- _DESCRIPTION OF THE TASK_: State the number of lines that hold the string "title", with nothing added.

Stored data entries:
※ ※ ※

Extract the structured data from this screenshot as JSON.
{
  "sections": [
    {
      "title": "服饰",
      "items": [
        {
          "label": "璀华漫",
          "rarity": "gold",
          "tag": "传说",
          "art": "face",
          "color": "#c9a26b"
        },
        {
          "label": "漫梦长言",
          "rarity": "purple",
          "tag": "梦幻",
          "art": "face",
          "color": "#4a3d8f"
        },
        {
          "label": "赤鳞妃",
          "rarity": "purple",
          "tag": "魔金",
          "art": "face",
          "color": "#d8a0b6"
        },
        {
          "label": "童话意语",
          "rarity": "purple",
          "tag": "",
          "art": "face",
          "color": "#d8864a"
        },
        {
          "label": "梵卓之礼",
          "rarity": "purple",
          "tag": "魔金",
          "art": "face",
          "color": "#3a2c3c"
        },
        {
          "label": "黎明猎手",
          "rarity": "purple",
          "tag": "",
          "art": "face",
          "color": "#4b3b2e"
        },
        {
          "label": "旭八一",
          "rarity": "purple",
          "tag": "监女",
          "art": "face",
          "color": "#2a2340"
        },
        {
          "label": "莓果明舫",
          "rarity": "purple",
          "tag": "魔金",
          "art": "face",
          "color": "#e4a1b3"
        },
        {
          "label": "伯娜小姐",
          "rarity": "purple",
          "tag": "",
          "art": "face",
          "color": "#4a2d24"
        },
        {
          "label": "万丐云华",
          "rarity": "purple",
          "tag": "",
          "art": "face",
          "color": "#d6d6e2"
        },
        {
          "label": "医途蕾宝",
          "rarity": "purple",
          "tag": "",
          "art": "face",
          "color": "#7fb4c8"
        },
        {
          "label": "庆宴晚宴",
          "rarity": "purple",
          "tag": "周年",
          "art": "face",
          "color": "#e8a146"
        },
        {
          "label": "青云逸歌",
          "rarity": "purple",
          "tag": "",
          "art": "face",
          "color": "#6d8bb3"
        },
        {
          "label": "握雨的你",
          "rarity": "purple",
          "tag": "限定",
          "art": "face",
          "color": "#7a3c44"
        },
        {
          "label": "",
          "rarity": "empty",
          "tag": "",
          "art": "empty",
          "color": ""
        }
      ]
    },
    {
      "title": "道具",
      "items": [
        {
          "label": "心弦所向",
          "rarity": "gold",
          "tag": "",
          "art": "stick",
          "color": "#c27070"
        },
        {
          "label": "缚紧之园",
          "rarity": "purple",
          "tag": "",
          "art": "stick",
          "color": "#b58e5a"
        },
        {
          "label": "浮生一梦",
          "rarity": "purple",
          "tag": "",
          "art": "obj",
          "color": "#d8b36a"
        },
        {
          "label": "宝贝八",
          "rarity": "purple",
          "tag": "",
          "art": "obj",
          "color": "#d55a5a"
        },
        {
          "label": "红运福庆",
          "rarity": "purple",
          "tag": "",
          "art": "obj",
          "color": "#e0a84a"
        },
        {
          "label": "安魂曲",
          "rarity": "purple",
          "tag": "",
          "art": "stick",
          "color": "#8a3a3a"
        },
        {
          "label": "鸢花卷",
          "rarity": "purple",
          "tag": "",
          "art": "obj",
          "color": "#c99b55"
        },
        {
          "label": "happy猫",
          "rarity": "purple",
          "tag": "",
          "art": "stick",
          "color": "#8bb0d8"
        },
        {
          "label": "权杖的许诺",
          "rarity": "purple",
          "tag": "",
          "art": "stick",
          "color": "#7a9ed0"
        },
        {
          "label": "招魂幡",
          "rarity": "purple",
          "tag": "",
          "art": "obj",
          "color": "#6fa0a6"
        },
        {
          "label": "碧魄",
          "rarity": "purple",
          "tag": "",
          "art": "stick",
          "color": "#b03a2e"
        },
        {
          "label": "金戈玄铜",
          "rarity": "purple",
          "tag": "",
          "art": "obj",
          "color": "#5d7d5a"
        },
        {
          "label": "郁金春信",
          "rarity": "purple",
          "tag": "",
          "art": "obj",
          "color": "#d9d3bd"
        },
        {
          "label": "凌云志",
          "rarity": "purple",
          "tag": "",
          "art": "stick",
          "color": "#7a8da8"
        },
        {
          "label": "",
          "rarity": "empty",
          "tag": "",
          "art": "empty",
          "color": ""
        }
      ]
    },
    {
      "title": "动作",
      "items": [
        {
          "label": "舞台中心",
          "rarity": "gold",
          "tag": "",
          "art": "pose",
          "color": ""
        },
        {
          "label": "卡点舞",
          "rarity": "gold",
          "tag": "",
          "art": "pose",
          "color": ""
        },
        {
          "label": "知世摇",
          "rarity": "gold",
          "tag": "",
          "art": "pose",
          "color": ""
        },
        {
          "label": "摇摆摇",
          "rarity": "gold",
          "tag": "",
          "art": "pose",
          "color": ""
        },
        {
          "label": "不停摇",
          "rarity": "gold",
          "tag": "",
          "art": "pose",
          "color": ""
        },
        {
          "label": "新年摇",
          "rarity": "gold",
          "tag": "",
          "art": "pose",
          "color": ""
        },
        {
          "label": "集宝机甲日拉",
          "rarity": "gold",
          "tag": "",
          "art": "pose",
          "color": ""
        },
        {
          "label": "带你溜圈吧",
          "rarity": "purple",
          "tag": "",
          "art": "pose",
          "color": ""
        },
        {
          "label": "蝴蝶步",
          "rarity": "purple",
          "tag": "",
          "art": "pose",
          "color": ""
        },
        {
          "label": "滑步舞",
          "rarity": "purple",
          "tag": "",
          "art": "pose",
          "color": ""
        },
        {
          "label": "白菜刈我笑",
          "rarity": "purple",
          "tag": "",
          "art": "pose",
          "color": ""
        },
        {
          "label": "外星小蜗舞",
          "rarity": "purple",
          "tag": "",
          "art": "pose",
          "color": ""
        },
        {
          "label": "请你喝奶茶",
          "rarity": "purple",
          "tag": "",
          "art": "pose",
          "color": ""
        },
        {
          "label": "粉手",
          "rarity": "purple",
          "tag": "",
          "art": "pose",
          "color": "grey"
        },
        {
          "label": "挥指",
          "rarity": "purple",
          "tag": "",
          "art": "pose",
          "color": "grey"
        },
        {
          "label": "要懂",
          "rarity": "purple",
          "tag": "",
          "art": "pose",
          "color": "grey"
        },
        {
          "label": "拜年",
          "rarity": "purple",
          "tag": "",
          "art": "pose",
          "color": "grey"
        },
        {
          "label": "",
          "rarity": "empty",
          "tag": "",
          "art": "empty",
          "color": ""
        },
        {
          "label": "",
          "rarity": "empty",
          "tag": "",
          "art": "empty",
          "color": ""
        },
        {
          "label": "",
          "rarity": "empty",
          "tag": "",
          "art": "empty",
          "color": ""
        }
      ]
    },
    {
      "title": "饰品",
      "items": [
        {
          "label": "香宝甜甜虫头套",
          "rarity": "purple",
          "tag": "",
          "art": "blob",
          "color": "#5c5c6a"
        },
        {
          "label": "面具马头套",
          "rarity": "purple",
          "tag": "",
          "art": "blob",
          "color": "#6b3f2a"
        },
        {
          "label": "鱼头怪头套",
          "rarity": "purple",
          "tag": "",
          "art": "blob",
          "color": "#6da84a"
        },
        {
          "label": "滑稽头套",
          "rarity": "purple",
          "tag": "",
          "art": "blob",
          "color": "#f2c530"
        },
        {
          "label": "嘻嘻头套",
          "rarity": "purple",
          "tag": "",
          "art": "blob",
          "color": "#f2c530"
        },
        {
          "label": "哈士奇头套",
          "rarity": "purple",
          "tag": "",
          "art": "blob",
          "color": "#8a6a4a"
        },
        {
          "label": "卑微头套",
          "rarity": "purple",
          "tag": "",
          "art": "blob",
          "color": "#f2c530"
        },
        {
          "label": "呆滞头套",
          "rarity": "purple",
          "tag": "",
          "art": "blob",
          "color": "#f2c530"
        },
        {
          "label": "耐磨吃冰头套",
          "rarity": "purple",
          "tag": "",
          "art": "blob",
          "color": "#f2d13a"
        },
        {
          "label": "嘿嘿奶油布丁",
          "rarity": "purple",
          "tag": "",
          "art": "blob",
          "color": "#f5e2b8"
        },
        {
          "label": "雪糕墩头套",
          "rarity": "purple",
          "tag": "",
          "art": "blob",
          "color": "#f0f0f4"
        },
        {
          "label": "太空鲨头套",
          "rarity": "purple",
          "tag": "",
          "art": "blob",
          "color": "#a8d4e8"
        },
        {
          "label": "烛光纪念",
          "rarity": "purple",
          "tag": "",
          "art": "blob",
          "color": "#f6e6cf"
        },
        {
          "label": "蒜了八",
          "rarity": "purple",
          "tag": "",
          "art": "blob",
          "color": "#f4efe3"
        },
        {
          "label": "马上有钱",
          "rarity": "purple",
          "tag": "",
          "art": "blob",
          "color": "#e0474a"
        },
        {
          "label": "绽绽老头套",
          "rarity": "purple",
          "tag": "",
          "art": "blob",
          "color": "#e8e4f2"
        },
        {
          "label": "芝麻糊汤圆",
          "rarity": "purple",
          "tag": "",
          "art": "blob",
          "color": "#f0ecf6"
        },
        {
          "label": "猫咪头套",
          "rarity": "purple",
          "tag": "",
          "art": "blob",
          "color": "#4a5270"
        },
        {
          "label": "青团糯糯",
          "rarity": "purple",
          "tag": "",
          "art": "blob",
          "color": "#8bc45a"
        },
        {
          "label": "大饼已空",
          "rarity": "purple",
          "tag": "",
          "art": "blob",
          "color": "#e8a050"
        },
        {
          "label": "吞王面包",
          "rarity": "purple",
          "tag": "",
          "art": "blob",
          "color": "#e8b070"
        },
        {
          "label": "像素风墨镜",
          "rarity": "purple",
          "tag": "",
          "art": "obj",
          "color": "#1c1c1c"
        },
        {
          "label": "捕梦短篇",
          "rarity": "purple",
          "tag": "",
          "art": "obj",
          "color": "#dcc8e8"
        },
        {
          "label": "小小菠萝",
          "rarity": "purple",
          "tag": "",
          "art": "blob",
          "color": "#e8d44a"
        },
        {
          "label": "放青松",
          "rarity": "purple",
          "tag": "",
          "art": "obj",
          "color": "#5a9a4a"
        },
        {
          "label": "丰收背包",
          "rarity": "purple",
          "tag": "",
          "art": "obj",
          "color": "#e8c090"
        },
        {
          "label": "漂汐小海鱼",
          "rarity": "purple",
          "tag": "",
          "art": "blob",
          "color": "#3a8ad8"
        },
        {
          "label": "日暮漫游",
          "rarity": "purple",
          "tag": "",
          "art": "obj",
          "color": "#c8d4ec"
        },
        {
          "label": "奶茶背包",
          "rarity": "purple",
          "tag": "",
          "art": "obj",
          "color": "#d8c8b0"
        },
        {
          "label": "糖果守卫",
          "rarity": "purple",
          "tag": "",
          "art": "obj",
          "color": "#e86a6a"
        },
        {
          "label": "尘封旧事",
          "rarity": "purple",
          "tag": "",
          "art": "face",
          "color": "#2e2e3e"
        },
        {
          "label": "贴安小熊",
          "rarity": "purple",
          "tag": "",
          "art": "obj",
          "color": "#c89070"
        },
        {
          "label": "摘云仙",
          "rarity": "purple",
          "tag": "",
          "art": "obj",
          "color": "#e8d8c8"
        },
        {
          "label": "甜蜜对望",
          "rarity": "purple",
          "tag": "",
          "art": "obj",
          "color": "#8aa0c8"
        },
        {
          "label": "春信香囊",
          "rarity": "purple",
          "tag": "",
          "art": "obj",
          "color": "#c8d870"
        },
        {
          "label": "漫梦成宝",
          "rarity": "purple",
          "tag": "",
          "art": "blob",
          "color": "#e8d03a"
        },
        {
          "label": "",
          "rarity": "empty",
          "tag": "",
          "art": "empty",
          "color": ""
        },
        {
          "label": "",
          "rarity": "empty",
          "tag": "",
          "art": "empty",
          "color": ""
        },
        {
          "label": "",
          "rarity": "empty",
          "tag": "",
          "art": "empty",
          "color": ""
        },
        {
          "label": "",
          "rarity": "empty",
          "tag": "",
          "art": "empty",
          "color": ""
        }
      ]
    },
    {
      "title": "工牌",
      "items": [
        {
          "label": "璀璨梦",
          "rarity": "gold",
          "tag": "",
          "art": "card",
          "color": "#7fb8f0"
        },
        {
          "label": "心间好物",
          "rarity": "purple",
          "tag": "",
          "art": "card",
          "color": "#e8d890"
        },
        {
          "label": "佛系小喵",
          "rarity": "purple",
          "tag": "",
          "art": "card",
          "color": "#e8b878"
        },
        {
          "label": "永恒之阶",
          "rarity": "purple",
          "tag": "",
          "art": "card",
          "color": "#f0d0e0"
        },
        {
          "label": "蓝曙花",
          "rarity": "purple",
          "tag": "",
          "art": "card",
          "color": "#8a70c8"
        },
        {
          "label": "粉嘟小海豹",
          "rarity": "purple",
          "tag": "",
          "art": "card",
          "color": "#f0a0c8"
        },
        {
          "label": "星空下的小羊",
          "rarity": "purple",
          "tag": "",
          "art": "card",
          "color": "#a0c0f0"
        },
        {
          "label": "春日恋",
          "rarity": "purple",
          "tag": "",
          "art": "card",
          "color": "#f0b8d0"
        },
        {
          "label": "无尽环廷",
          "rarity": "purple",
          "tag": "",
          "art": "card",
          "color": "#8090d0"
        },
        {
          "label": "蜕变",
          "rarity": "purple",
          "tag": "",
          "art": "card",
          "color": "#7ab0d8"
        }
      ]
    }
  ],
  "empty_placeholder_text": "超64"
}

※ ※ ※

- _TASK SOLUTION_: 5